• [DATASET EXTRACT]
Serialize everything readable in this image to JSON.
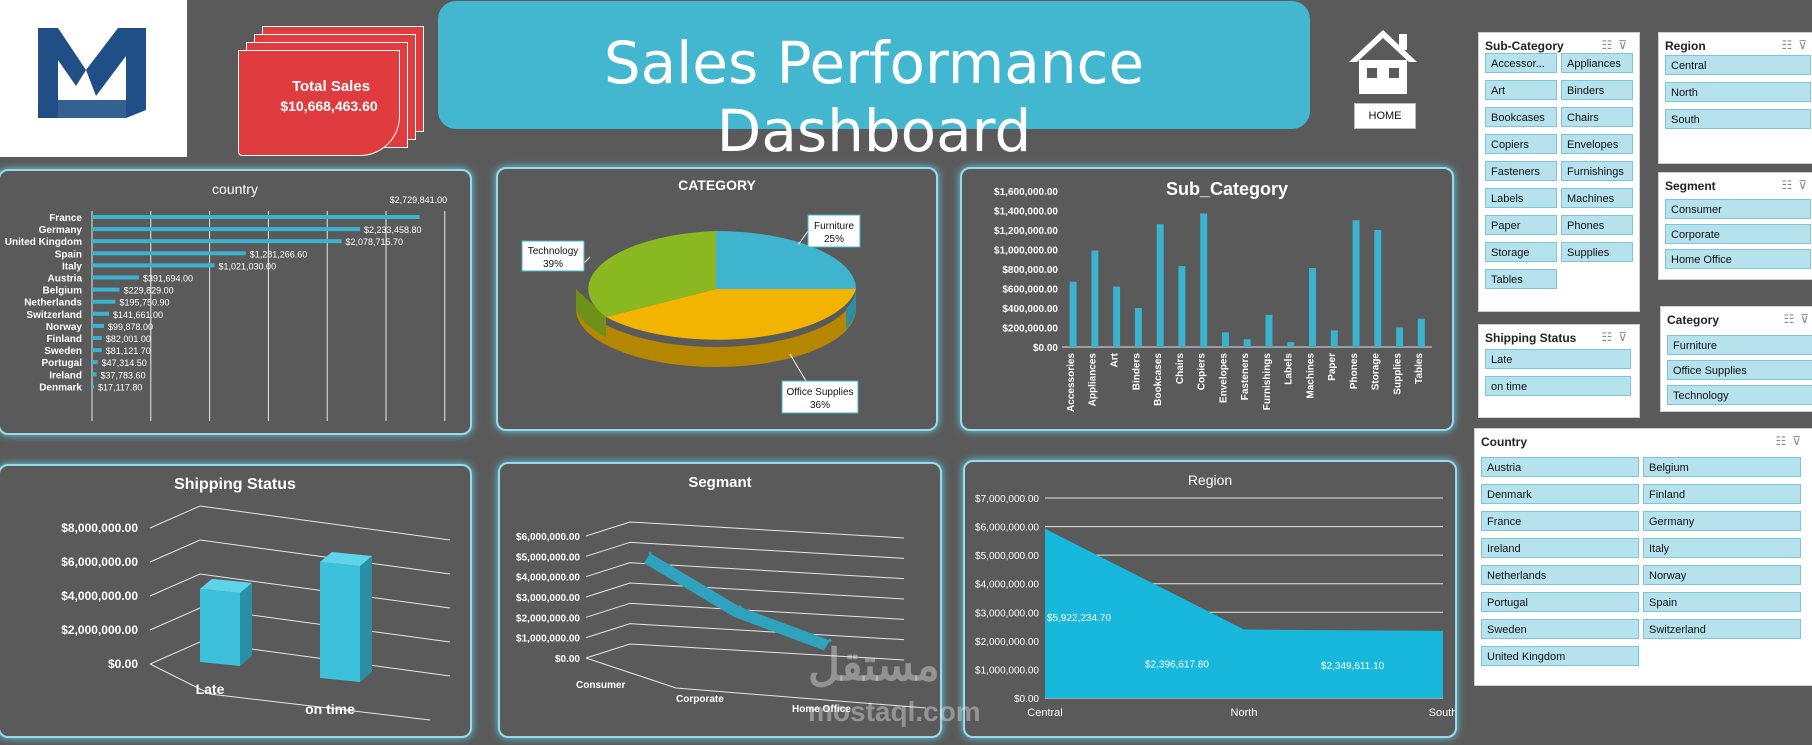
{
  "header": {
    "title": "Sales Performance Dashboard",
    "total_sales_label": "Total Sales",
    "total_sales_value": "$10,668,463.60",
    "home_label": "HOME"
  },
  "watermark": {
    "arabic": "مستقل",
    "latin": "mostaql.com"
  },
  "colors": {
    "accent": "#43b6d0",
    "bar": "#3bb3cf",
    "card_red": "#e03b3e",
    "background": "#5a5a5a",
    "furniture": "#3eb4cf",
    "office_supplies": "#f3b400",
    "technology": "#8ab821"
  },
  "country_chart": {
    "title": "country",
    "type": "bar",
    "categories": [
      "France",
      "Germany",
      "United Kingdom",
      "Spain",
      "Italy",
      "Austria",
      "Belgium",
      "Netherlands",
      "Switzerland",
      "Norway",
      "Finland",
      "Sweden",
      "Portugal",
      "Ireland",
      "Denmark"
    ],
    "values": [
      2729841.0,
      2233458.8,
      2078715.7,
      1281266.6,
      1021030.0,
      391694.0,
      229829.0,
      195750.9,
      141661.0,
      99878.0,
      82001.0,
      81121.7,
      47314.5,
      37783.6,
      17117.8
    ],
    "labels": [
      "$2,729,841.00",
      "$2,233,458.80",
      "$2,078,715.70",
      "$1,281,266.60",
      "$1,021,030.00",
      "$391,694.00",
      "$229,829.00",
      "$195,750.90",
      "$141,661.00",
      "$99,878.00",
      "$82,001.00",
      "$81,121.70",
      "$47,314.50",
      "$37,783.60",
      "$17,117.80"
    ]
  },
  "category_chart": {
    "title": "CATEGORY",
    "type": "pie",
    "slices": [
      {
        "name": "Furniture",
        "percent": 25,
        "label": "25%"
      },
      {
        "name": "Office Supplies",
        "percent": 36,
        "label": "36%"
      },
      {
        "name": "Technology",
        "percent": 39,
        "label": "39%"
      }
    ]
  },
  "subcategory_chart": {
    "title": "Sub_Category",
    "type": "bar",
    "ylim": [
      0,
      1600000
    ],
    "yticks": [
      "$0.00",
      "$200,000.00",
      "$400,000.00",
      "$600,000.00",
      "$800,000.00",
      "$1,000,000.00",
      "$1,200,000.00",
      "$1,400,000.00",
      "$1,600,000.00"
    ],
    "categories": [
      "Accessories",
      "Appliances",
      "Art",
      "Binders",
      "Bookcases",
      "Chairs",
      "Copiers",
      "Envelopes",
      "Fasteners",
      "Furnishings",
      "Labels",
      "Machines",
      "Paper",
      "Phones",
      "Storage",
      "Supplies",
      "Tables"
    ],
    "values": [
      670000,
      990000,
      620000,
      400000,
      1260000,
      830000,
      1370000,
      150000,
      80000,
      330000,
      50000,
      810000,
      170000,
      1300000,
      1200000,
      200000,
      290000
    ]
  },
  "shipping_chart": {
    "title": "Shipping Status",
    "type": "bar",
    "ylim": [
      0,
      8000000
    ],
    "yticks": [
      "$0.00",
      "$2,000,000.00",
      "$4,000,000.00",
      "$6,000,000.00",
      "$8,000,000.00"
    ],
    "categories": [
      "Late",
      "on time"
    ],
    "values": [
      4100000,
      6500000
    ]
  },
  "segment_chart": {
    "title": "Segmant",
    "type": "line",
    "ylim": [
      0,
      6000000
    ],
    "yticks": [
      "$0.00",
      "$1,000,000.00",
      "$2,000,000.00",
      "$3,000,000.00",
      "$4,000,000.00",
      "$5,000,000.00",
      "$6,000,000.00"
    ],
    "categories": [
      "Consumer",
      "Corporate",
      "Home Office"
    ],
    "values": [
      5450000,
      3200000,
      1950000
    ]
  },
  "region_chart": {
    "title": "Region",
    "type": "area",
    "ylim": [
      0,
      7000000
    ],
    "yticks": [
      "$0.00",
      "$1,000,000.00",
      "$2,000,000.00",
      "$3,000,000.00",
      "$4,000,000.00",
      "$5,000,000.00",
      "$6,000,000.00",
      "$7,000,000.00"
    ],
    "categories": [
      "Central",
      "North",
      "South"
    ],
    "values": [
      5922234.7,
      2396617.8,
      2349611.1
    ],
    "labels": [
      "$5,922,234.70",
      "$2,396,617.80",
      "$2,349,611.10"
    ]
  },
  "slicers": {
    "subcategory": {
      "title": "Sub-Category",
      "items": [
        "Accessor...",
        "Appliances",
        "Art",
        "Binders",
        "Bookcases",
        "Chairs",
        "Copiers",
        "Envelopes",
        "Fasteners",
        "Furnishings",
        "Labels",
        "Machines",
        "Paper",
        "Phones",
        "Storage",
        "Supplies",
        "Tables"
      ]
    },
    "region": {
      "title": "Region",
      "items": [
        "Central",
        "North",
        "South"
      ]
    },
    "segment": {
      "title": "Segment",
      "items": [
        "Consumer",
        "Corporate",
        "Home Office"
      ]
    },
    "shipping": {
      "title": "Shipping Status",
      "items": [
        "Late",
        "on time"
      ]
    },
    "category": {
      "title": "Category",
      "items": [
        "Furniture",
        "Office Supplies",
        "Technology"
      ]
    },
    "country": {
      "title": "Country",
      "items": [
        "Austria",
        "Belgium",
        "Denmark",
        "Finland",
        "France",
        "Germany",
        "Ireland",
        "Italy",
        "Netherlands",
        "Norway",
        "Portugal",
        "Spain",
        "Sweden",
        "Switzerland",
        "United Kingdom"
      ]
    }
  }
}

• [WORK REQUIRED] Copy out the entries verbatim and leave the images out.

• [RESPONSE TO THE TASK]
Serialize everything readable in this image to JSON.
{
  "header": {
    "title": "Sales Performance Dashboard",
    "total_sales_label": "Total Sales",
    "total_sales_value": "$10,668,463.60",
    "home_label": "HOME"
  },
  "watermark": {
    "arabic": "مستقل",
    "latin": "mostaql.com"
  },
  "colors": {
    "accent": "#43b6d0",
    "bar": "#3bb3cf",
    "card_red": "#e03b3e",
    "background": "#5a5a5a",
    "furniture": "#3eb4cf",
    "office_supplies": "#f3b400",
    "technology": "#8ab821"
  },
  "country_chart": {
    "title": "country",
    "type": "bar",
    "categories": [
      "France",
      "Germany",
      "United Kingdom",
      "Spain",
      "Italy",
      "Austria",
      "Belgium",
      "Netherlands",
      "Switzerland",
      "Norway",
      "Finland",
      "Sweden",
      "Portugal",
      "Ireland",
      "Denmark"
    ],
    "values": [
      2729841.0,
      2233458.8,
      2078715.7,
      1281266.6,
      1021030.0,
      391694.0,
      229829.0,
      195750.9,
      141661.0,
      99878.0,
      82001.0,
      81121.7,
      47314.5,
      37783.6,
      17117.8
    ],
    "labels": [
      "$2,729,841.00",
      "$2,233,458.80",
      "$2,078,715.70",
      "$1,281,266.60",
      "$1,021,030.00",
      "$391,694.00",
      "$229,829.00",
      "$195,750.90",
      "$141,661.00",
      "$99,878.00",
      "$82,001.00",
      "$81,121.70",
      "$47,314.50",
      "$37,783.60",
      "$17,117.80"
    ]
  },
  "category_chart": {
    "title": "CATEGORY",
    "type": "pie",
    "slices": [
      {
        "name": "Furniture",
        "percent": 25,
        "label": "25%"
      },
      {
        "name": "Office Supplies",
        "percent": 36,
        "label": "36%"
      },
      {
        "name": "Technology",
        "percent": 39,
        "label": "39%"
      }
    ]
  },
  "subcategory_chart": {
    "title": "Sub_Category",
    "type": "bar",
    "ylim": [
      0,
      1600000
    ],
    "yticks": [
      "$0.00",
      "$200,000.00",
      "$400,000.00",
      "$600,000.00",
      "$800,000.00",
      "$1,000,000.00",
      "$1,200,000.00",
      "$1,400,000.00",
      "$1,600,000.00"
    ],
    "categories": [
      "Accessories",
      "Appliances",
      "Art",
      "Binders",
      "Bookcases",
      "Chairs",
      "Copiers",
      "Envelopes",
      "Fasteners",
      "Furnishings",
      "Labels",
      "Machines",
      "Paper",
      "Phones",
      "Storage",
      "Supplies",
      "Tables"
    ],
    "values": [
      670000,
      990000,
      620000,
      400000,
      1260000,
      830000,
      1370000,
      150000,
      80000,
      330000,
      50000,
      810000,
      170000,
      1300000,
      1200000,
      200000,
      290000
    ]
  },
  "shipping_chart": {
    "title": "Shipping Status",
    "type": "bar",
    "ylim": [
      0,
      8000000
    ],
    "yticks": [
      "$0.00",
      "$2,000,000.00",
      "$4,000,000.00",
      "$6,000,000.00",
      "$8,000,000.00"
    ],
    "categories": [
      "Late",
      "on time"
    ],
    "values": [
      4100000,
      6500000
    ]
  },
  "segment_chart": {
    "title": "Segmant",
    "type": "line",
    "ylim": [
      0,
      6000000
    ],
    "yticks": [
      "$0.00",
      "$1,000,000.00",
      "$2,000,000.00",
      "$3,000,000.00",
      "$4,000,000.00",
      "$5,000,000.00",
      "$6,000,000.00"
    ],
    "categories": [
      "Consumer",
      "Corporate",
      "Home Office"
    ],
    "values": [
      5450000,
      3200000,
      1950000
    ]
  },
  "region_chart": {
    "title": "Region",
    "type": "area",
    "ylim": [
      0,
      7000000
    ],
    "yticks": [
      "$0.00",
      "$1,000,000.00",
      "$2,000,000.00",
      "$3,000,000.00",
      "$4,000,000.00",
      "$5,000,000.00",
      "$6,000,000.00",
      "$7,000,000.00"
    ],
    "categories": [
      "Central",
      "North",
      "South"
    ],
    "values": [
      5922234.7,
      2396617.8,
      2349611.1
    ],
    "labels": [
      "$5,922,234.70",
      "$2,396,617.80",
      "$2,349,611.10"
    ]
  },
  "slicers": {
    "subcategory": {
      "title": "Sub-Category",
      "items": [
        "Accessor...",
        "Appliances",
        "Art",
        "Binders",
        "Bookcases",
        "Chairs",
        "Copiers",
        "Envelopes",
        "Fasteners",
        "Furnishings",
        "Labels",
        "Machines",
        "Paper",
        "Phones",
        "Storage",
        "Supplies",
        "Tables"
      ]
    },
    "region": {
      "title": "Region",
      "items": [
        "Central",
        "North",
        "South"
      ]
    },
    "segment": {
      "title": "Segment",
      "items": [
        "Consumer",
        "Corporate",
        "Home Office"
      ]
    },
    "shipping": {
      "title": "Shipping Status",
      "items": [
        "Late",
        "on time"
      ]
    },
    "category": {
      "title": "Category",
      "items": [
        "Furniture",
        "Office Supplies",
        "Technology"
      ]
    },
    "country": {
      "title": "Country",
      "items": [
        "Austria",
        "Belgium",
        "Denmark",
        "Finland",
        "France",
        "Germany",
        "Ireland",
        "Italy",
        "Netherlands",
        "Norway",
        "Portugal",
        "Spain",
        "Sweden",
        "Switzerland",
        "United Kingdom"
      ]
    }
  }
}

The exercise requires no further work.